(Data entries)
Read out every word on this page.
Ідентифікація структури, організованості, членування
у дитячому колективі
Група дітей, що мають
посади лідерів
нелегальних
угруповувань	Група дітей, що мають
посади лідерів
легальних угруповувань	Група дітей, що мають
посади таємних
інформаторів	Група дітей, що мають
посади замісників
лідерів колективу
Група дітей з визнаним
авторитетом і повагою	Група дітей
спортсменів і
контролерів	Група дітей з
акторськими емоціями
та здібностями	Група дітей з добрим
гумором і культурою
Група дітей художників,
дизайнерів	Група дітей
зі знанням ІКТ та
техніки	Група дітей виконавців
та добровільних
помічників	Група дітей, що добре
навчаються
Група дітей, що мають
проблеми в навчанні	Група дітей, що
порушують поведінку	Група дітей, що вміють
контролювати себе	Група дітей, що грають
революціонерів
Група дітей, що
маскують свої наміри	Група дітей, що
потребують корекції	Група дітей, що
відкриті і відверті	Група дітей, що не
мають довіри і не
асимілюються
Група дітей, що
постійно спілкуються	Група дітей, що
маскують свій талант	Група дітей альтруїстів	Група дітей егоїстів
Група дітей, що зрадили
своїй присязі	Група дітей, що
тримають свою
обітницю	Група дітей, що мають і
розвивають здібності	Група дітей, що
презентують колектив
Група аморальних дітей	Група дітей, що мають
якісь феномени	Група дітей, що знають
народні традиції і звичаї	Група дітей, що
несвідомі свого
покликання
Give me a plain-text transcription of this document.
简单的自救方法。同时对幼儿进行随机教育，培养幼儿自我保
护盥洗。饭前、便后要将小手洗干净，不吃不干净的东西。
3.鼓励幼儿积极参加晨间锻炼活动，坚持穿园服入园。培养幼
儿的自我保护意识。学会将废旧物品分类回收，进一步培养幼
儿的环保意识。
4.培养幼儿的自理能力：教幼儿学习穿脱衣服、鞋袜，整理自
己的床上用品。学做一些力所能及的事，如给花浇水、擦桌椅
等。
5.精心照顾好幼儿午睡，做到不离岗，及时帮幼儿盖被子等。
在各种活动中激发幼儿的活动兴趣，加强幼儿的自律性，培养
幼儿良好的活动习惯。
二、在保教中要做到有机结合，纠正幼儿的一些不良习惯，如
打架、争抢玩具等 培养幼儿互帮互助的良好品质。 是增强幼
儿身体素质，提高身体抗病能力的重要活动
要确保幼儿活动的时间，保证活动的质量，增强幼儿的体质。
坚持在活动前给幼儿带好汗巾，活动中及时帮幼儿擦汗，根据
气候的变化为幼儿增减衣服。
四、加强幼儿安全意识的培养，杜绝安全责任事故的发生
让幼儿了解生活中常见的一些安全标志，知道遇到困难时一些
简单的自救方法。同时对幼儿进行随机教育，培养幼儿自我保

◆ Short task
Repeat, character for character, the lines from the one that holds "Give me a plain-text" to the final line of the material, inclusive, and no other lines.

◆ Output
Give me a plain-text transcription of this document.
简单的自救方法。同时对幼儿进行随机教育，培养幼儿自我保
护盥洗。饭前、便后要将小手洗干净，不吃不干净的东西。
3.鼓励幼儿积极参加晨间锻炼活动，坚持穿园服入园。培养幼
儿的自我保护意识。学会将废旧物品分类回收，进一步培养幼
儿的环保意识。
4.培养幼儿的自理能力：教幼儿学习穿脱衣服、鞋袜，整理自
己的床上用品。学做一些力所能及的事，如给花浇水、擦桌椅
等。
5.精心照顾好幼儿午睡，做到不离岗，及时帮幼儿盖被子等。
在各种活动中激发幼儿的活动兴趣，加强幼儿的自律性，培养
幼儿良好的活动习惯。
二、在保教中要做到有机结合，纠正幼儿的一些不良习惯，如
打架、争抢玩具等 培养幼儿互帮互助的良好品质。 是增强幼
儿身体素质，提高身体抗病能力的重要活动
要确保幼儿活动的时间，保证活动的质量，增强幼儿的体质。
坚持在活动前给幼儿带好汗巾，活动中及时帮幼儿擦汗，根据
气候的变化为幼儿增减衣服。
四、加强幼儿安全意识的培养，杜绝安全责任事故的发生
让幼儿了解生活中常见的一些安全标志，知道遇到困难时一些
简单的自救方法。同时对幼儿进行随机教育，培养幼儿自我保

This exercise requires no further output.